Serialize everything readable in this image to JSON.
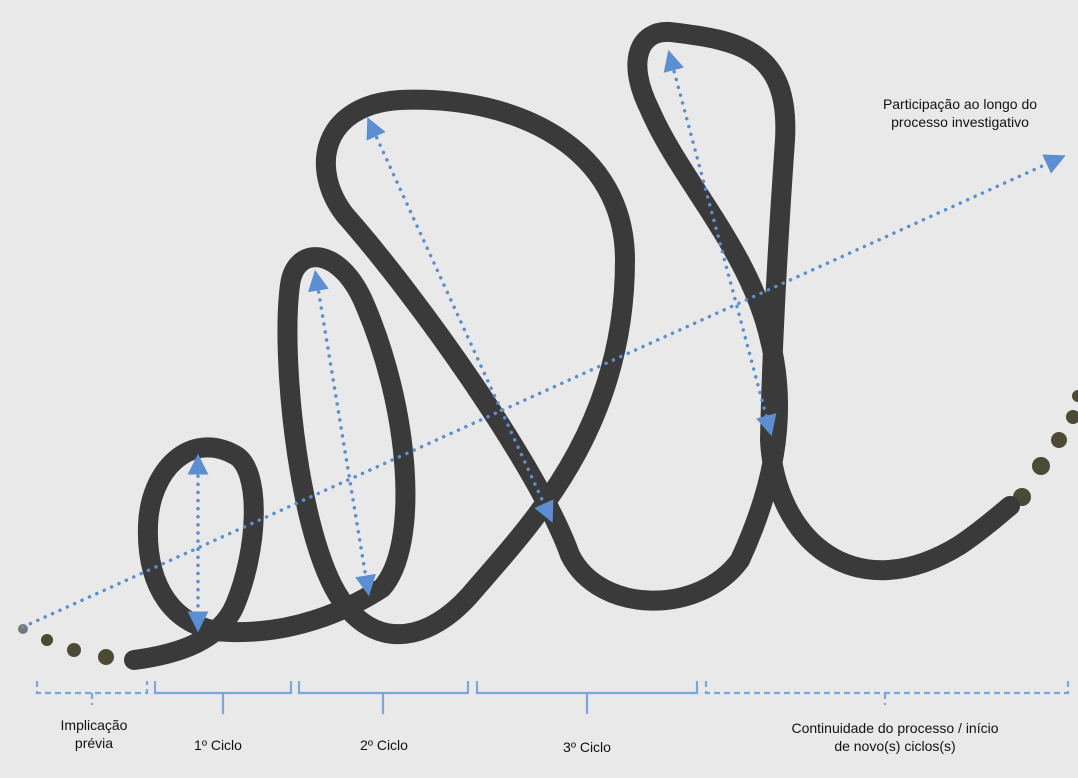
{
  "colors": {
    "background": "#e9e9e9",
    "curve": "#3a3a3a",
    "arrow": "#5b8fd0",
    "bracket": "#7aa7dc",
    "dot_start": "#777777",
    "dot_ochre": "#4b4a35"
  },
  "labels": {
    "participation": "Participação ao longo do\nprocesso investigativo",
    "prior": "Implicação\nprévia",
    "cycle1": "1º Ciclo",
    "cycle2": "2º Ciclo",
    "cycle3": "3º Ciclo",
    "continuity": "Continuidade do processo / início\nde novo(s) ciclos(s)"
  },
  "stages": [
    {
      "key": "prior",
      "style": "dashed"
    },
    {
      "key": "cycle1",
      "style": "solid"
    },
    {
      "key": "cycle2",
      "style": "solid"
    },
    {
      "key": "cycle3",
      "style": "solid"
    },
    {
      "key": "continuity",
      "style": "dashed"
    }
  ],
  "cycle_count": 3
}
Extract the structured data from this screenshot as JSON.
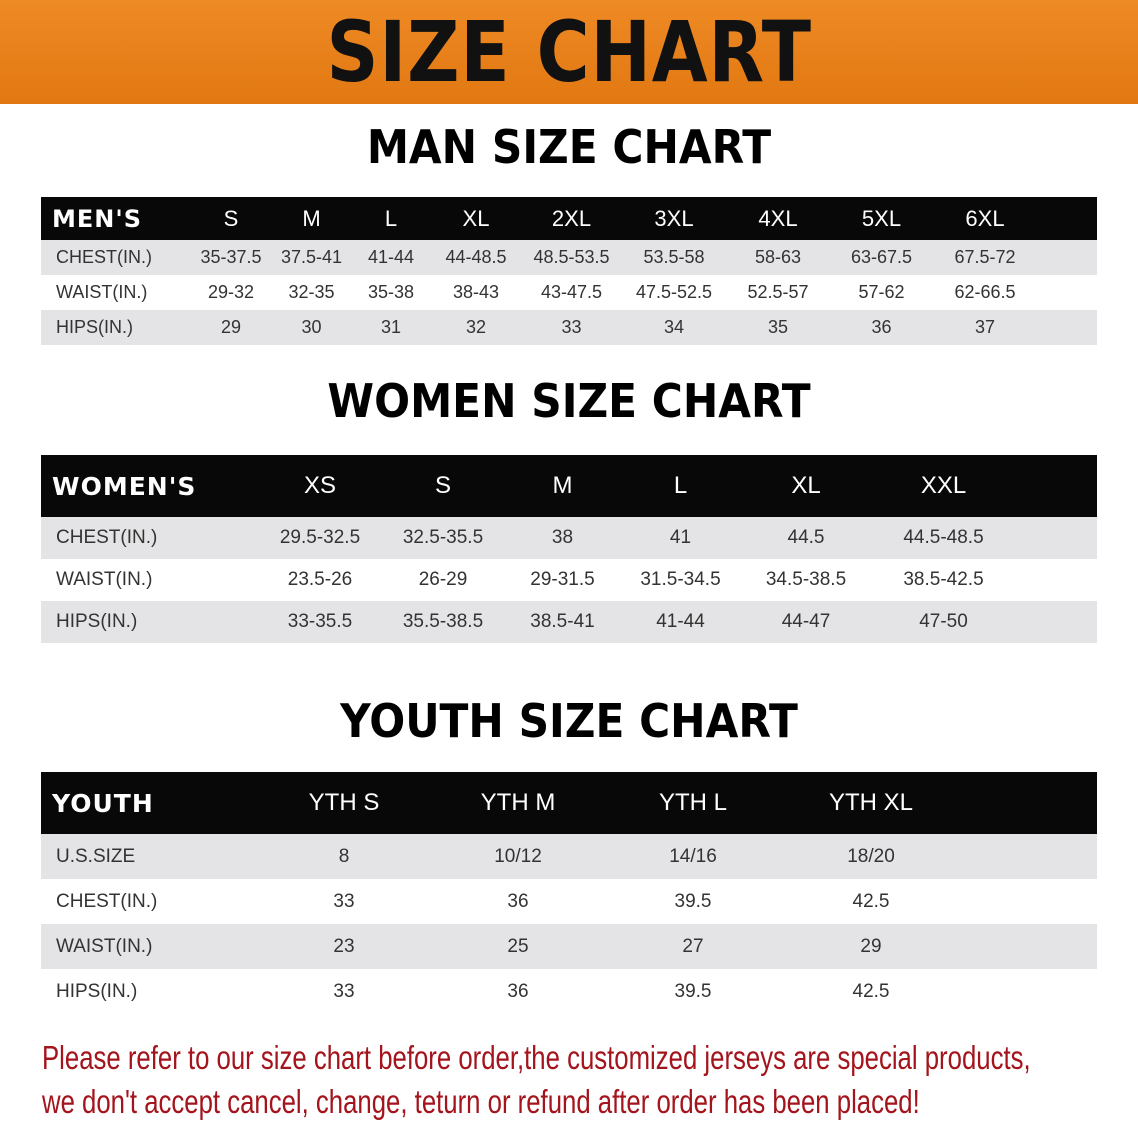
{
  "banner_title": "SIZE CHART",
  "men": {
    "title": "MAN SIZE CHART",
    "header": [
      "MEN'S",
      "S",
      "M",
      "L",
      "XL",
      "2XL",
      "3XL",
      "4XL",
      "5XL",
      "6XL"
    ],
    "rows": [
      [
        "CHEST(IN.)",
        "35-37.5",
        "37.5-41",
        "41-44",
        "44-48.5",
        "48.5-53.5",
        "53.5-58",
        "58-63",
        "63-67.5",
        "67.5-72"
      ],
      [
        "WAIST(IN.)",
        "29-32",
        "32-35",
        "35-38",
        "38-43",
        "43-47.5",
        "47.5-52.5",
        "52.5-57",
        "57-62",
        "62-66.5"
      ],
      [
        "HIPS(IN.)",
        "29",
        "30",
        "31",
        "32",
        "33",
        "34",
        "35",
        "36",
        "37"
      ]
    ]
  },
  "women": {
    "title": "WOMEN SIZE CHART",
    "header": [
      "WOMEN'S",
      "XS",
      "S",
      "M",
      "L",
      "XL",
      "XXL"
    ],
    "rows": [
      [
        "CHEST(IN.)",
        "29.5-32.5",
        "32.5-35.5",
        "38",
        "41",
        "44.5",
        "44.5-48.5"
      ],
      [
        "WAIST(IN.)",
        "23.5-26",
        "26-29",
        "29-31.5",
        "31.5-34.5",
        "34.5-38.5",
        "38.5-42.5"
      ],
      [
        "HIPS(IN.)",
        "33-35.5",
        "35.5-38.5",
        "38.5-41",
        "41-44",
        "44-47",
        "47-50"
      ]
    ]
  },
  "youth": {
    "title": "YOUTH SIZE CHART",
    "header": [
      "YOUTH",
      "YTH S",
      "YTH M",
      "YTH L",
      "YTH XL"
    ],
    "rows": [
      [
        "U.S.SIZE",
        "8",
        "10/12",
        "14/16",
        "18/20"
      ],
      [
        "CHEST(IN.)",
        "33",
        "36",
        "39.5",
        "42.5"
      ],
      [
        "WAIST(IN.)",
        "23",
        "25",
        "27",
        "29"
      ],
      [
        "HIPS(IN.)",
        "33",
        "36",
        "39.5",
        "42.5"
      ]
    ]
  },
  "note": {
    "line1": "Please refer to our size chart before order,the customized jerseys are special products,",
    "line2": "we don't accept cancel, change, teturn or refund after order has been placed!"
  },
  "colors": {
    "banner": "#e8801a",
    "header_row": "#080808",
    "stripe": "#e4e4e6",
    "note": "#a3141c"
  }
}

^^^^

Output the entries above exactly, without their pictures.

▶ FULL ANSWER:
Serialize everything readable in this image to JSON.
{
  "colors": {
    "background": "#e9e9e9",
    "curve": "#3a3a3a",
    "arrow": "#5b8fd0",
    "bracket": "#7aa7dc",
    "dot_start": "#777777",
    "dot_ochre": "#4b4a35"
  },
  "labels": {
    "participation": "Participação ao longo do\nprocesso investigativo",
    "prior": "Implicação\nprévia",
    "cycle1": "1º Ciclo",
    "cycle2": "2º Ciclo",
    "cycle3": "3º Ciclo",
    "continuity": "Continuidade do processo / início\nde novo(s) ciclos(s)"
  },
  "stages": [
    {
      "key": "prior",
      "style": "dashed"
    },
    {
      "key": "cycle1",
      "style": "solid"
    },
    {
      "key": "cycle2",
      "style": "solid"
    },
    {
      "key": "cycle3",
      "style": "solid"
    },
    {
      "key": "continuity",
      "style": "dashed"
    }
  ],
  "cycle_count": 3
}
Extract the structured data from this screenshot as JSON.
{
  "banner_title": "SIZE CHART",
  "men": {
    "title": "MAN SIZE CHART",
    "header": [
      "MEN'S",
      "S",
      "M",
      "L",
      "XL",
      "2XL",
      "3XL",
      "4XL",
      "5XL",
      "6XL"
    ],
    "rows": [
      [
        "CHEST(IN.)",
        "35-37.5",
        "37.5-41",
        "41-44",
        "44-48.5",
        "48.5-53.5",
        "53.5-58",
        "58-63",
        "63-67.5",
        "67.5-72"
      ],
      [
        "WAIST(IN.)",
        "29-32",
        "32-35",
        "35-38",
        "38-43",
        "43-47.5",
        "47.5-52.5",
        "52.5-57",
        "57-62",
        "62-66.5"
      ],
      [
        "HIPS(IN.)",
        "29",
        "30",
        "31",
        "32",
        "33",
        "34",
        "35",
        "36",
        "37"
      ]
    ]
  },
  "women": {
    "title": "WOMEN SIZE CHART",
    "header": [
      "WOMEN'S",
      "XS",
      "S",
      "M",
      "L",
      "XL",
      "XXL"
    ],
    "rows": [
      [
        "CHEST(IN.)",
        "29.5-32.5",
        "32.5-35.5",
        "38",
        "41",
        "44.5",
        "44.5-48.5"
      ],
      [
        "WAIST(IN.)",
        "23.5-26",
        "26-29",
        "29-31.5",
        "31.5-34.5",
        "34.5-38.5",
        "38.5-42.5"
      ],
      [
        "HIPS(IN.)",
        "33-35.5",
        "35.5-38.5",
        "38.5-41",
        "41-44",
        "44-47",
        "47-50"
      ]
    ]
  },
  "youth": {
    "title": "YOUTH SIZE CHART",
    "header": [
      "YOUTH",
      "YTH S",
      "YTH M",
      "YTH L",
      "YTH XL"
    ],
    "rows": [
      [
        "U.S.SIZE",
        "8",
        "10/12",
        "14/16",
        "18/20"
      ],
      [
        "CHEST(IN.)",
        "33",
        "36",
        "39.5",
        "42.5"
      ],
      [
        "WAIST(IN.)",
        "23",
        "25",
        "27",
        "29"
      ],
      [
        "HIPS(IN.)",
        "33",
        "36",
        "39.5",
        "42.5"
      ]
    ]
  },
  "note": {
    "line1": "Please refer to our size chart before order,the customized jerseys are special products,",
    "line2": "we don't accept cancel, change, teturn or refund after order has been placed!"
  },
  "colors": {
    "banner": "#e8801a",
    "header_row": "#080808",
    "stripe": "#e4e4e6",
    "note": "#a3141c"
  }
}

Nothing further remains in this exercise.